_Records provided_.
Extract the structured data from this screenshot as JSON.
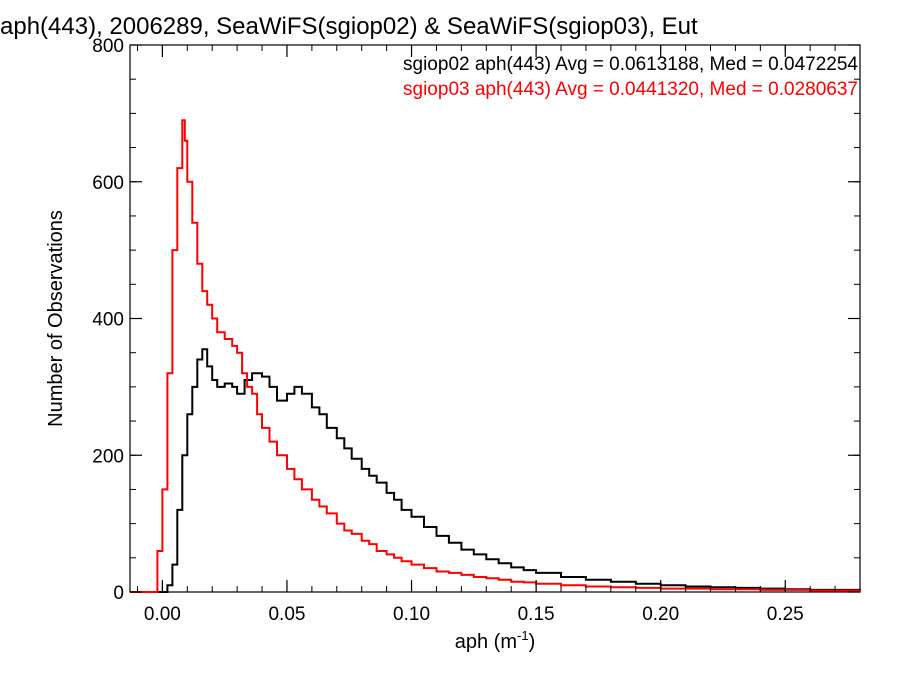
{
  "chart_data": {
    "type": "line",
    "title": "aph(443), 2006289, SeaWiFS(sgiop02) & SeaWiFS(sgiop03), Eut",
    "xlabel_main": "aph (m",
    "xlabel_sup": "-1",
    "xlabel_close": ")",
    "ylabel": "Number of Observations",
    "xlim": [
      -0.013,
      0.28
    ],
    "ylim": [
      0,
      800
    ],
    "x_ticks": [
      0.0,
      0.05,
      0.1,
      0.15,
      0.2,
      0.25
    ],
    "x_tick_labels": [
      "0.00",
      "0.05",
      "0.10",
      "0.15",
      "0.20",
      "0.25"
    ],
    "y_ticks": [
      0,
      200,
      400,
      600,
      800
    ],
    "y_tick_labels": [
      "0",
      "200",
      "400",
      "600",
      "800"
    ],
    "grid": false,
    "legend_position": "top-right",
    "series": [
      {
        "name": "sgiop02",
        "legend_text": "sgiop02 aph(443) Avg = 0.0613188, Med = 0.0472254",
        "color": "#000000",
        "points": [
          [
            -0.013,
            0
          ],
          [
            0.0,
            0
          ],
          [
            0.002,
            10
          ],
          [
            0.004,
            40
          ],
          [
            0.006,
            120
          ],
          [
            0.008,
            200
          ],
          [
            0.01,
            260
          ],
          [
            0.012,
            300
          ],
          [
            0.014,
            340
          ],
          [
            0.016,
            355
          ],
          [
            0.018,
            330
          ],
          [
            0.02,
            310
          ],
          [
            0.022,
            300
          ],
          [
            0.025,
            305
          ],
          [
            0.028,
            300
          ],
          [
            0.03,
            290
          ],
          [
            0.033,
            310
          ],
          [
            0.036,
            320
          ],
          [
            0.04,
            315
          ],
          [
            0.043,
            300
          ],
          [
            0.046,
            280
          ],
          [
            0.05,
            290
          ],
          [
            0.053,
            300
          ],
          [
            0.056,
            290
          ],
          [
            0.06,
            270
          ],
          [
            0.063,
            260
          ],
          [
            0.066,
            240
          ],
          [
            0.07,
            225
          ],
          [
            0.073,
            210
          ],
          [
            0.076,
            195
          ],
          [
            0.08,
            180
          ],
          [
            0.083,
            170
          ],
          [
            0.086,
            160
          ],
          [
            0.09,
            145
          ],
          [
            0.093,
            135
          ],
          [
            0.096,
            120
          ],
          [
            0.1,
            110
          ],
          [
            0.105,
            95
          ],
          [
            0.11,
            82
          ],
          [
            0.115,
            72
          ],
          [
            0.12,
            62
          ],
          [
            0.125,
            55
          ],
          [
            0.13,
            48
          ],
          [
            0.135,
            42
          ],
          [
            0.14,
            36
          ],
          [
            0.145,
            32
          ],
          [
            0.15,
            28
          ],
          [
            0.16,
            22
          ],
          [
            0.17,
            18
          ],
          [
            0.18,
            15
          ],
          [
            0.19,
            12
          ],
          [
            0.2,
            10
          ],
          [
            0.21,
            8
          ],
          [
            0.22,
            7
          ],
          [
            0.23,
            6
          ],
          [
            0.24,
            5
          ],
          [
            0.25,
            4
          ],
          [
            0.26,
            3
          ],
          [
            0.27,
            3
          ],
          [
            0.28,
            2
          ]
        ]
      },
      {
        "name": "sgiop03",
        "legend_text": "sgiop03 aph(443) Avg = 0.0441320, Med = 0.0280637",
        "color": "#ff0000",
        "points": [
          [
            -0.013,
            0
          ],
          [
            -0.003,
            0
          ],
          [
            -0.002,
            60
          ],
          [
            0.0,
            150
          ],
          [
            0.002,
            320
          ],
          [
            0.004,
            500
          ],
          [
            0.006,
            620
          ],
          [
            0.008,
            690
          ],
          [
            0.009,
            660
          ],
          [
            0.01,
            600
          ],
          [
            0.012,
            540
          ],
          [
            0.014,
            480
          ],
          [
            0.016,
            440
          ],
          [
            0.018,
            420
          ],
          [
            0.02,
            400
          ],
          [
            0.022,
            380
          ],
          [
            0.025,
            370
          ],
          [
            0.028,
            360
          ],
          [
            0.03,
            350
          ],
          [
            0.032,
            320
          ],
          [
            0.034,
            300
          ],
          [
            0.036,
            290
          ],
          [
            0.038,
            260
          ],
          [
            0.04,
            240
          ],
          [
            0.043,
            220
          ],
          [
            0.046,
            200
          ],
          [
            0.05,
            180
          ],
          [
            0.053,
            165
          ],
          [
            0.056,
            150
          ],
          [
            0.06,
            135
          ],
          [
            0.063,
            125
          ],
          [
            0.066,
            115
          ],
          [
            0.07,
            100
          ],
          [
            0.073,
            90
          ],
          [
            0.076,
            85
          ],
          [
            0.08,
            75
          ],
          [
            0.083,
            70
          ],
          [
            0.086,
            60
          ],
          [
            0.09,
            55
          ],
          [
            0.093,
            50
          ],
          [
            0.096,
            45
          ],
          [
            0.1,
            40
          ],
          [
            0.105,
            35
          ],
          [
            0.11,
            30
          ],
          [
            0.115,
            28
          ],
          [
            0.12,
            25
          ],
          [
            0.125,
            22
          ],
          [
            0.13,
            20
          ],
          [
            0.135,
            18
          ],
          [
            0.14,
            15
          ],
          [
            0.145,
            14
          ],
          [
            0.15,
            12
          ],
          [
            0.16,
            10
          ],
          [
            0.17,
            8
          ],
          [
            0.18,
            7
          ],
          [
            0.19,
            6
          ],
          [
            0.2,
            5
          ],
          [
            0.21,
            5
          ],
          [
            0.22,
            4
          ],
          [
            0.23,
            4
          ],
          [
            0.24,
            3
          ],
          [
            0.25,
            3
          ],
          [
            0.26,
            2
          ],
          [
            0.27,
            2
          ],
          [
            0.28,
            1
          ]
        ]
      }
    ]
  }
}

_Problem description_. Go through the listing above and quote it exactly, apart from its images.

_Result of the exercise_.
Extract the structured data from this screenshot as JSON.
{
  "chart_data": {
    "type": "line",
    "title": "aph(443), 2006289, SeaWiFS(sgiop02) & SeaWiFS(sgiop03), Eut",
    "xlabel_main": "aph (m",
    "xlabel_sup": "-1",
    "xlabel_close": ")",
    "ylabel": "Number of Observations",
    "xlim": [
      -0.013,
      0.28
    ],
    "ylim": [
      0,
      800
    ],
    "x_ticks": [
      0.0,
      0.05,
      0.1,
      0.15,
      0.2,
      0.25
    ],
    "x_tick_labels": [
      "0.00",
      "0.05",
      "0.10",
      "0.15",
      "0.20",
      "0.25"
    ],
    "y_ticks": [
      0,
      200,
      400,
      600,
      800
    ],
    "y_tick_labels": [
      "0",
      "200",
      "400",
      "600",
      "800"
    ],
    "grid": false,
    "legend_position": "top-right",
    "series": [
      {
        "name": "sgiop02",
        "legend_text": "sgiop02 aph(443) Avg = 0.0613188, Med = 0.0472254",
        "color": "#000000",
        "points": [
          [
            -0.013,
            0
          ],
          [
            0.0,
            0
          ],
          [
            0.002,
            10
          ],
          [
            0.004,
            40
          ],
          [
            0.006,
            120
          ],
          [
            0.008,
            200
          ],
          [
            0.01,
            260
          ],
          [
            0.012,
            300
          ],
          [
            0.014,
            340
          ],
          [
            0.016,
            355
          ],
          [
            0.018,
            330
          ],
          [
            0.02,
            310
          ],
          [
            0.022,
            300
          ],
          [
            0.025,
            305
          ],
          [
            0.028,
            300
          ],
          [
            0.03,
            290
          ],
          [
            0.033,
            310
          ],
          [
            0.036,
            320
          ],
          [
            0.04,
            315
          ],
          [
            0.043,
            300
          ],
          [
            0.046,
            280
          ],
          [
            0.05,
            290
          ],
          [
            0.053,
            300
          ],
          [
            0.056,
            290
          ],
          [
            0.06,
            270
          ],
          [
            0.063,
            260
          ],
          [
            0.066,
            240
          ],
          [
            0.07,
            225
          ],
          [
            0.073,
            210
          ],
          [
            0.076,
            195
          ],
          [
            0.08,
            180
          ],
          [
            0.083,
            170
          ],
          [
            0.086,
            160
          ],
          [
            0.09,
            145
          ],
          [
            0.093,
            135
          ],
          [
            0.096,
            120
          ],
          [
            0.1,
            110
          ],
          [
            0.105,
            95
          ],
          [
            0.11,
            82
          ],
          [
            0.115,
            72
          ],
          [
            0.12,
            62
          ],
          [
            0.125,
            55
          ],
          [
            0.13,
            48
          ],
          [
            0.135,
            42
          ],
          [
            0.14,
            36
          ],
          [
            0.145,
            32
          ],
          [
            0.15,
            28
          ],
          [
            0.16,
            22
          ],
          [
            0.17,
            18
          ],
          [
            0.18,
            15
          ],
          [
            0.19,
            12
          ],
          [
            0.2,
            10
          ],
          [
            0.21,
            8
          ],
          [
            0.22,
            7
          ],
          [
            0.23,
            6
          ],
          [
            0.24,
            5
          ],
          [
            0.25,
            4
          ],
          [
            0.26,
            3
          ],
          [
            0.27,
            3
          ],
          [
            0.28,
            2
          ]
        ]
      },
      {
        "name": "sgiop03",
        "legend_text": "sgiop03 aph(443) Avg = 0.0441320, Med = 0.0280637",
        "color": "#ff0000",
        "points": [
          [
            -0.013,
            0
          ],
          [
            -0.003,
            0
          ],
          [
            -0.002,
            60
          ],
          [
            0.0,
            150
          ],
          [
            0.002,
            320
          ],
          [
            0.004,
            500
          ],
          [
            0.006,
            620
          ],
          [
            0.008,
            690
          ],
          [
            0.009,
            660
          ],
          [
            0.01,
            600
          ],
          [
            0.012,
            540
          ],
          [
            0.014,
            480
          ],
          [
            0.016,
            440
          ],
          [
            0.018,
            420
          ],
          [
            0.02,
            400
          ],
          [
            0.022,
            380
          ],
          [
            0.025,
            370
          ],
          [
            0.028,
            360
          ],
          [
            0.03,
            350
          ],
          [
            0.032,
            320
          ],
          [
            0.034,
            300
          ],
          [
            0.036,
            290
          ],
          [
            0.038,
            260
          ],
          [
            0.04,
            240
          ],
          [
            0.043,
            220
          ],
          [
            0.046,
            200
          ],
          [
            0.05,
            180
          ],
          [
            0.053,
            165
          ],
          [
            0.056,
            150
          ],
          [
            0.06,
            135
          ],
          [
            0.063,
            125
          ],
          [
            0.066,
            115
          ],
          [
            0.07,
            100
          ],
          [
            0.073,
            90
          ],
          [
            0.076,
            85
          ],
          [
            0.08,
            75
          ],
          [
            0.083,
            70
          ],
          [
            0.086,
            60
          ],
          [
            0.09,
            55
          ],
          [
            0.093,
            50
          ],
          [
            0.096,
            45
          ],
          [
            0.1,
            40
          ],
          [
            0.105,
            35
          ],
          [
            0.11,
            30
          ],
          [
            0.115,
            28
          ],
          [
            0.12,
            25
          ],
          [
            0.125,
            22
          ],
          [
            0.13,
            20
          ],
          [
            0.135,
            18
          ],
          [
            0.14,
            15
          ],
          [
            0.145,
            14
          ],
          [
            0.15,
            12
          ],
          [
            0.16,
            10
          ],
          [
            0.17,
            8
          ],
          [
            0.18,
            7
          ],
          [
            0.19,
            6
          ],
          [
            0.2,
            5
          ],
          [
            0.21,
            5
          ],
          [
            0.22,
            4
          ],
          [
            0.23,
            4
          ],
          [
            0.24,
            3
          ],
          [
            0.25,
            3
          ],
          [
            0.26,
            2
          ],
          [
            0.27,
            2
          ],
          [
            0.28,
            1
          ]
        ]
      }
    ]
  }
}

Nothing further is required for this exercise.